— DATA EXTRACT —
* * * *

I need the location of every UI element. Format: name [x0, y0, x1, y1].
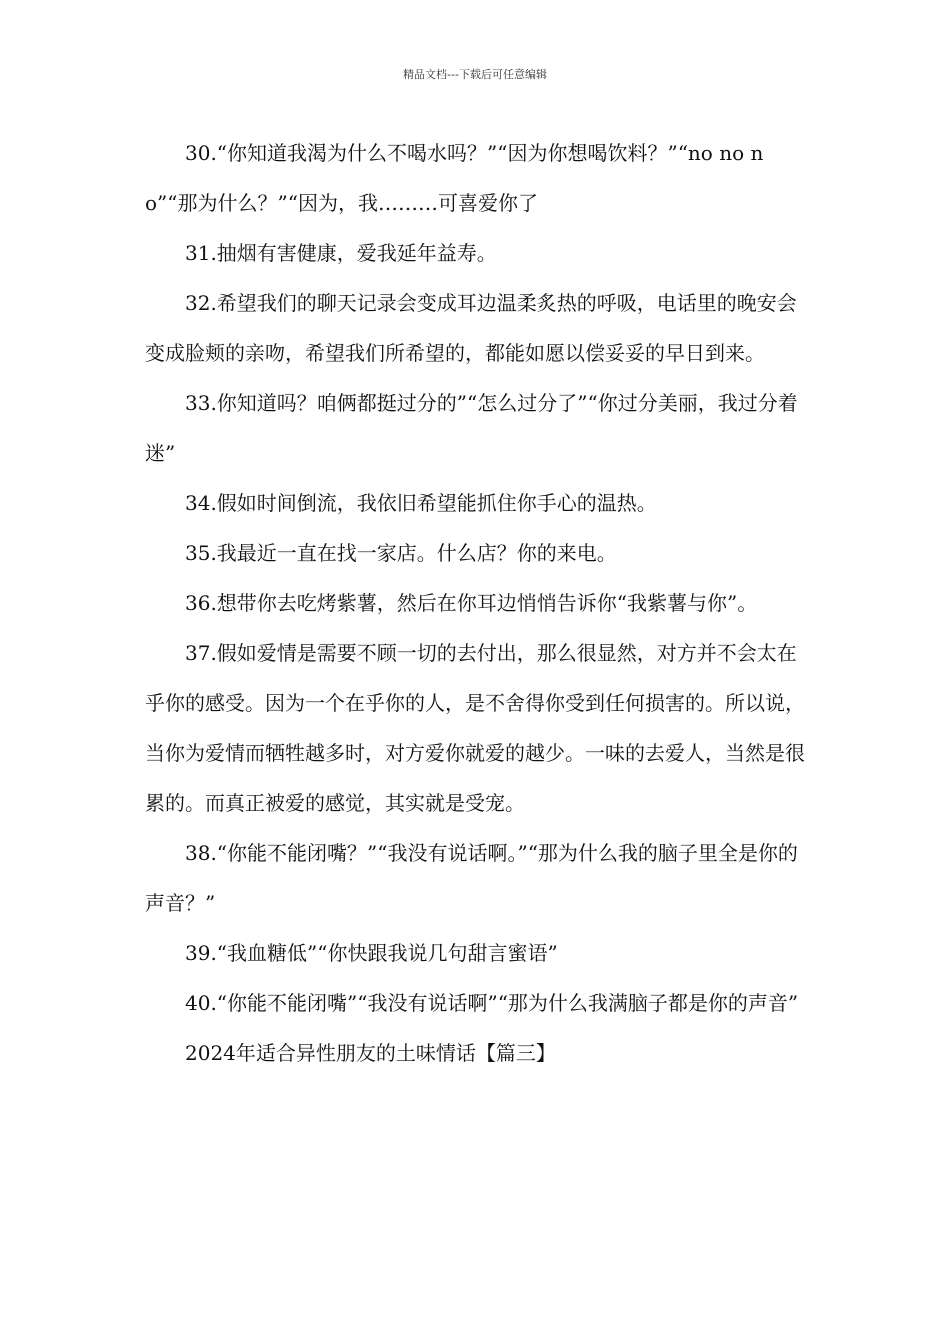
paragraph-37: 37.假如爱情是需要不顾一切的去付出，那么很显然，对方并不会太在乎你的感受。因为一个在乎你的人，是不舍得你受到任何损害的。所以说，当你为爱情而牺牲越多时，对方爱你就爱的越少。一味的去爱人，当然是很累的。而真正被爱的感觉，其实就是受宠。	[145, 641, 805, 815]
paragraph-39: 39.“我血糖低”“你快跟我说几句甜言蜜语”	[185, 941, 558, 965]
paragraph-30: 30.“你知道我渴为什么不喝水吗？”“因为你想喝饮料？”“no no no”“那为什么？”“因为，我………可喜爱你了	[145, 141, 764, 215]
page-header: 精品文档---下载后可任意编辑	[403, 68, 547, 81]
paragraph-31: 31.抽烟有害健康，爱我延年益寿。	[185, 241, 497, 265]
paragraph-34: 34.假如时间倒流，我依旧希望能抓住你手心的温热。	[185, 491, 657, 515]
paragraph-40: 40.“你能不能闭嘴”“我没有说话啊”“那为什么我满脑子都是你的声音”	[185, 991, 799, 1015]
document-body	[145, 128, 810, 1078]
paragraph-33: 33.你知道吗？咱俩都挺过分的”“怎么过分了”“你过分美丽，我过分着迷”	[145, 391, 798, 465]
paragraph-38: 38.“你能不能闭嘴？”“我没有说话啊。”“那为什么我的脑子里全是你的声音？”	[145, 841, 798, 915]
paragraph-36: 36.想带你去吃烤紫薯，然后在你耳边悄悄告诉你“我紫薯与你”。	[185, 591, 758, 615]
paragraph-32: 32.希望我们的聊天记录会变成耳边温柔炙热的呼吸，电话里的晚安会变成脸颊的亲吻，希望我们所希望的，都能如愿以偿妥妥的早日到来。	[145, 291, 797, 365]
section-heading: 2024年适合异性朋友的土味情话【篇三】	[185, 1041, 556, 1065]
paragraph-35: 35.我最近一直在找一家店。什么店？你的来电。	[185, 541, 617, 565]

* * * *

— AIM —
Copy out every line of the listing above word for word, leaving out the picture.

— SOLUTION FOR THIS PROBLEM —
I need the location of every UI element. Format: name [x0, y0, x1, y1].
paragraph-37: 37.假如爱情是需要不顾一切的去付出，那么很显然，对方并不会太在乎你的感受。因为一个在乎你的人，是不舍得你受到任何损害的。所以说，当你为爱情而牺牲越多时，对方爱你就爱的越少。一味的去爱人，当然是很累的。而真正被爱的感觉，其实就是受宠。	[145, 641, 805, 815]
paragraph-39: 39.“我血糖低”“你快跟我说几句甜言蜜语”	[185, 941, 558, 965]
paragraph-30: 30.“你知道我渴为什么不喝水吗？”“因为你想喝饮料？”“no no no”“那为什么？”“因为，我………可喜爱你了	[145, 141, 764, 215]
page-header: 精品文档---下载后可任意编辑	[403, 68, 547, 81]
paragraph-31: 31.抽烟有害健康，爱我延年益寿。	[185, 241, 497, 265]
paragraph-34: 34.假如时间倒流，我依旧希望能抓住你手心的温热。	[185, 491, 657, 515]
paragraph-40: 40.“你能不能闭嘴”“我没有说话啊”“那为什么我满脑子都是你的声音”	[185, 991, 799, 1015]
document-body	[145, 128, 810, 1078]
paragraph-33: 33.你知道吗？咱俩都挺过分的”“怎么过分了”“你过分美丽，我过分着迷”	[145, 391, 798, 465]
paragraph-38: 38.“你能不能闭嘴？”“我没有说话啊。”“那为什么我的脑子里全是你的声音？”	[145, 841, 798, 915]
paragraph-36: 36.想带你去吃烤紫薯，然后在你耳边悄悄告诉你“我紫薯与你”。	[185, 591, 758, 615]
paragraph-32: 32.希望我们的聊天记录会变成耳边温柔炙热的呼吸，电话里的晚安会变成脸颊的亲吻，希望我们所希望的，都能如愿以偿妥妥的早日到来。	[145, 291, 797, 365]
section-heading: 2024年适合异性朋友的土味情话【篇三】	[185, 1041, 556, 1065]
paragraph-35: 35.我最近一直在找一家店。什么店？你的来电。	[185, 541, 617, 565]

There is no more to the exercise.